►
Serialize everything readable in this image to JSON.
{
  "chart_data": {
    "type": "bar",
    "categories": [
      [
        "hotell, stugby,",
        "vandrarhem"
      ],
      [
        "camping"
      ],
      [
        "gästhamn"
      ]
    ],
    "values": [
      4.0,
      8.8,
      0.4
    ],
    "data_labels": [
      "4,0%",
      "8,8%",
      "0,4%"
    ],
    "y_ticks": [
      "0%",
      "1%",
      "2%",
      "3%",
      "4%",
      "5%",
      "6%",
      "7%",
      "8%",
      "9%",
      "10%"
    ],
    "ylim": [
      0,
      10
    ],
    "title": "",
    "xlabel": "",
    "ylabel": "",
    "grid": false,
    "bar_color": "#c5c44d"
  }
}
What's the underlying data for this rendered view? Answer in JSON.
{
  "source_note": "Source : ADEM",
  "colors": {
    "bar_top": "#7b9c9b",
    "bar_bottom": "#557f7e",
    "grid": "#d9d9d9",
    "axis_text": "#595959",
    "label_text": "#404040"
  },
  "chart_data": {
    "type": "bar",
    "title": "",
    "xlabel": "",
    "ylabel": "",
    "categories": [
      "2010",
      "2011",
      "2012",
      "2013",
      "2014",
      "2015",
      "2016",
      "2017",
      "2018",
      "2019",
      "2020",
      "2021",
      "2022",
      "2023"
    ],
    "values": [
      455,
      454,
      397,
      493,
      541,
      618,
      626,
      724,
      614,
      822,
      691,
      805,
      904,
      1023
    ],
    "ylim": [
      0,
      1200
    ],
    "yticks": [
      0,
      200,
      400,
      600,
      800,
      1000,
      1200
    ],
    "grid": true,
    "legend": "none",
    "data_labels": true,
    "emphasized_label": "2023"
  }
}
◄
- Exercise task:
Take the data above and return it exactly.

- Answer for the task:
Serialize everything readable in this image to JSON.
{
  "chart_data": {
    "type": "bar",
    "categories": [
      [
        "hotell, stugby,",
        "vandrarhem"
      ],
      [
        "camping"
      ],
      [
        "gästhamn"
      ]
    ],
    "values": [
      4.0,
      8.8,
      0.4
    ],
    "data_labels": [
      "4,0%",
      "8,8%",
      "0,4%"
    ],
    "y_ticks": [
      "0%",
      "1%",
      "2%",
      "3%",
      "4%",
      "5%",
      "6%",
      "7%",
      "8%",
      "9%",
      "10%"
    ],
    "ylim": [
      0,
      10
    ],
    "title": "",
    "xlabel": "",
    "ylabel": "",
    "grid": false,
    "bar_color": "#c5c44d"
  }
}
What's the underlying data for this rendered view? Answer in JSON.
{
  "source_note": "Source : ADEM",
  "colors": {
    "bar_top": "#7b9c9b",
    "bar_bottom": "#557f7e",
    "grid": "#d9d9d9",
    "axis_text": "#595959",
    "label_text": "#404040"
  },
  "chart_data": {
    "type": "bar",
    "title": "",
    "xlabel": "",
    "ylabel": "",
    "categories": [
      "2010",
      "2011",
      "2012",
      "2013",
      "2014",
      "2015",
      "2016",
      "2017",
      "2018",
      "2019",
      "2020",
      "2021",
      "2022",
      "2023"
    ],
    "values": [
      455,
      454,
      397,
      493,
      541,
      618,
      626,
      724,
      614,
      822,
      691,
      805,
      904,
      1023
    ],
    "ylim": [
      0,
      1200
    ],
    "yticks": [
      0,
      200,
      400,
      600,
      800,
      1000,
      1200
    ],
    "grid": true,
    "legend": "none",
    "data_labels": true,
    "emphasized_label": "2023"
  }
}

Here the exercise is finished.